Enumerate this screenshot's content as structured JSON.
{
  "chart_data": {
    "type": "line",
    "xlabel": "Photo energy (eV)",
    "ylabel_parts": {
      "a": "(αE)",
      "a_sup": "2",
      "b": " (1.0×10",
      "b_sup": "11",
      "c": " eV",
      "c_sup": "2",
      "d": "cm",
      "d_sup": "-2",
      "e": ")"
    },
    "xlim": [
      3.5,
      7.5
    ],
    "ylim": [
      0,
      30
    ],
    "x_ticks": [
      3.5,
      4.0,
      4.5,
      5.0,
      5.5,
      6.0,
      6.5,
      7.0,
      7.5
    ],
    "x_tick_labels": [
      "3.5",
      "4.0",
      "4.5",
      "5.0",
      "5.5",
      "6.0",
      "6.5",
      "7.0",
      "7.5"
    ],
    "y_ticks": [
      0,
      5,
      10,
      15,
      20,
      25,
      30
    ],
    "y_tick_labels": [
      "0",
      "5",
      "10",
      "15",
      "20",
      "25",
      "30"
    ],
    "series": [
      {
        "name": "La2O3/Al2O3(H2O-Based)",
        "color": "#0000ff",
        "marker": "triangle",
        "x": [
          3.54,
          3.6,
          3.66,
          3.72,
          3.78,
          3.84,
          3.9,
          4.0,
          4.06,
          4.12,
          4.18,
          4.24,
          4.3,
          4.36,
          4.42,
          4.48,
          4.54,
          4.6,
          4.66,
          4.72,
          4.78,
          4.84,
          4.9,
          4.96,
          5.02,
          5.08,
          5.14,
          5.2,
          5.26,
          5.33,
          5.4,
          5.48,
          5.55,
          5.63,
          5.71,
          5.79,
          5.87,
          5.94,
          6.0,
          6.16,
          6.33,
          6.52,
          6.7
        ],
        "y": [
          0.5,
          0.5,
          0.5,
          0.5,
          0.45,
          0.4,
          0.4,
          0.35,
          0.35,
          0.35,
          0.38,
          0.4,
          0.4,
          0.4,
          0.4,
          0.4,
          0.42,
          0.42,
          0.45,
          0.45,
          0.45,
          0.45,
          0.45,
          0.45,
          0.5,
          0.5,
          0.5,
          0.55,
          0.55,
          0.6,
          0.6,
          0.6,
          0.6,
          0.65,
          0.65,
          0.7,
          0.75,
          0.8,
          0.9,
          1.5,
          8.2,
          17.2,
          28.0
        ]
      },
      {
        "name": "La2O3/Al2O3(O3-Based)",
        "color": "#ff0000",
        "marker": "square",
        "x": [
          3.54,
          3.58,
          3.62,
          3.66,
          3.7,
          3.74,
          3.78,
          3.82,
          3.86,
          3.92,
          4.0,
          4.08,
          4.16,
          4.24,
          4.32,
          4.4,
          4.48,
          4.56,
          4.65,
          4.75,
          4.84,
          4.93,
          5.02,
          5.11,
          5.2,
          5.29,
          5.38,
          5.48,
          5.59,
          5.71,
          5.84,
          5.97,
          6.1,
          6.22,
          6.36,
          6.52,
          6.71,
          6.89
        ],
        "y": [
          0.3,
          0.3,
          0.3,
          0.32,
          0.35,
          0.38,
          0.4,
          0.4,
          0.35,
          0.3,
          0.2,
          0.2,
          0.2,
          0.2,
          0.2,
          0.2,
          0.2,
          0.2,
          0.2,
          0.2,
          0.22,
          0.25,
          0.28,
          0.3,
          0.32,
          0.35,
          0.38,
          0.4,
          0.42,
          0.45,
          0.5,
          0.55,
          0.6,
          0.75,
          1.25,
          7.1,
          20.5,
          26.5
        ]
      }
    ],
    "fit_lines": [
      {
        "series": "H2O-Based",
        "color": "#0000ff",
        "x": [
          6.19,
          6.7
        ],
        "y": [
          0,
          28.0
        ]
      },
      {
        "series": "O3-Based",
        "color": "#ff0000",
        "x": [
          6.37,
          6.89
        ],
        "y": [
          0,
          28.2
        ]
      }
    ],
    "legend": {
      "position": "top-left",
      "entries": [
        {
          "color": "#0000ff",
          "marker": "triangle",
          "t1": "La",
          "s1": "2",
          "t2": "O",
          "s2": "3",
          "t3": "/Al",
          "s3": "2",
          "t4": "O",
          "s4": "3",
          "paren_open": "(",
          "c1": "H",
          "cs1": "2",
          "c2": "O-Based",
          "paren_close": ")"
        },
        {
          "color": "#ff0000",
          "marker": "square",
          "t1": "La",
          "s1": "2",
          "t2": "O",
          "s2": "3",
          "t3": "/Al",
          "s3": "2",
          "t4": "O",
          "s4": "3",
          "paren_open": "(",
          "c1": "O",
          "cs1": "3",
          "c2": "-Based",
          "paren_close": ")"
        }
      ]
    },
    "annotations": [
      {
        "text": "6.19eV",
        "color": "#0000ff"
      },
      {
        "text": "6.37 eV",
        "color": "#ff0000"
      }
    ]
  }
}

-*-

Set problem>
Recopy the entries above exactly, with every line included.

Output for this task>
Enumerate this screenshot's content as structured JSON.
{
  "chart_data": {
    "type": "line",
    "xlabel": "Photo energy (eV)",
    "ylabel_parts": {
      "a": "(αE)",
      "a_sup": "2",
      "b": " (1.0×10",
      "b_sup": "11",
      "c": " eV",
      "c_sup": "2",
      "d": "cm",
      "d_sup": "-2",
      "e": ")"
    },
    "xlim": [
      3.5,
      7.5
    ],
    "ylim": [
      0,
      30
    ],
    "x_ticks": [
      3.5,
      4.0,
      4.5,
      5.0,
      5.5,
      6.0,
      6.5,
      7.0,
      7.5
    ],
    "x_tick_labels": [
      "3.5",
      "4.0",
      "4.5",
      "5.0",
      "5.5",
      "6.0",
      "6.5",
      "7.0",
      "7.5"
    ],
    "y_ticks": [
      0,
      5,
      10,
      15,
      20,
      25,
      30
    ],
    "y_tick_labels": [
      "0",
      "5",
      "10",
      "15",
      "20",
      "25",
      "30"
    ],
    "series": [
      {
        "name": "La2O3/Al2O3(H2O-Based)",
        "color": "#0000ff",
        "marker": "triangle",
        "x": [
          3.54,
          3.6,
          3.66,
          3.72,
          3.78,
          3.84,
          3.9,
          4.0,
          4.06,
          4.12,
          4.18,
          4.24,
          4.3,
          4.36,
          4.42,
          4.48,
          4.54,
          4.6,
          4.66,
          4.72,
          4.78,
          4.84,
          4.9,
          4.96,
          5.02,
          5.08,
          5.14,
          5.2,
          5.26,
          5.33,
          5.4,
          5.48,
          5.55,
          5.63,
          5.71,
          5.79,
          5.87,
          5.94,
          6.0,
          6.16,
          6.33,
          6.52,
          6.7
        ],
        "y": [
          0.5,
          0.5,
          0.5,
          0.5,
          0.45,
          0.4,
          0.4,
          0.35,
          0.35,
          0.35,
          0.38,
          0.4,
          0.4,
          0.4,
          0.4,
          0.4,
          0.42,
          0.42,
          0.45,
          0.45,
          0.45,
          0.45,
          0.45,
          0.45,
          0.5,
          0.5,
          0.5,
          0.55,
          0.55,
          0.6,
          0.6,
          0.6,
          0.6,
          0.65,
          0.65,
          0.7,
          0.75,
          0.8,
          0.9,
          1.5,
          8.2,
          17.2,
          28.0
        ]
      },
      {
        "name": "La2O3/Al2O3(O3-Based)",
        "color": "#ff0000",
        "marker": "square",
        "x": [
          3.54,
          3.58,
          3.62,
          3.66,
          3.7,
          3.74,
          3.78,
          3.82,
          3.86,
          3.92,
          4.0,
          4.08,
          4.16,
          4.24,
          4.32,
          4.4,
          4.48,
          4.56,
          4.65,
          4.75,
          4.84,
          4.93,
          5.02,
          5.11,
          5.2,
          5.29,
          5.38,
          5.48,
          5.59,
          5.71,
          5.84,
          5.97,
          6.1,
          6.22,
          6.36,
          6.52,
          6.71,
          6.89
        ],
        "y": [
          0.3,
          0.3,
          0.3,
          0.32,
          0.35,
          0.38,
          0.4,
          0.4,
          0.35,
          0.3,
          0.2,
          0.2,
          0.2,
          0.2,
          0.2,
          0.2,
          0.2,
          0.2,
          0.2,
          0.2,
          0.22,
          0.25,
          0.28,
          0.3,
          0.32,
          0.35,
          0.38,
          0.4,
          0.42,
          0.45,
          0.5,
          0.55,
          0.6,
          0.75,
          1.25,
          7.1,
          20.5,
          26.5
        ]
      }
    ],
    "fit_lines": [
      {
        "series": "H2O-Based",
        "color": "#0000ff",
        "x": [
          6.19,
          6.7
        ],
        "y": [
          0,
          28.0
        ]
      },
      {
        "series": "O3-Based",
        "color": "#ff0000",
        "x": [
          6.37,
          6.89
        ],
        "y": [
          0,
          28.2
        ]
      }
    ],
    "legend": {
      "position": "top-left",
      "entries": [
        {
          "color": "#0000ff",
          "marker": "triangle",
          "t1": "La",
          "s1": "2",
          "t2": "O",
          "s2": "3",
          "t3": "/Al",
          "s3": "2",
          "t4": "O",
          "s4": "3",
          "paren_open": "(",
          "c1": "H",
          "cs1": "2",
          "c2": "O-Based",
          "paren_close": ")"
        },
        {
          "color": "#ff0000",
          "marker": "square",
          "t1": "La",
          "s1": "2",
          "t2": "O",
          "s2": "3",
          "t3": "/Al",
          "s3": "2",
          "t4": "O",
          "s4": "3",
          "paren_open": "(",
          "c1": "O",
          "cs1": "3",
          "c2": "-Based",
          "paren_close": ")"
        }
      ]
    },
    "annotations": [
      {
        "text": "6.19eV",
        "color": "#0000ff"
      },
      {
        "text": "6.37 eV",
        "color": "#ff0000"
      }
    ]
  }
}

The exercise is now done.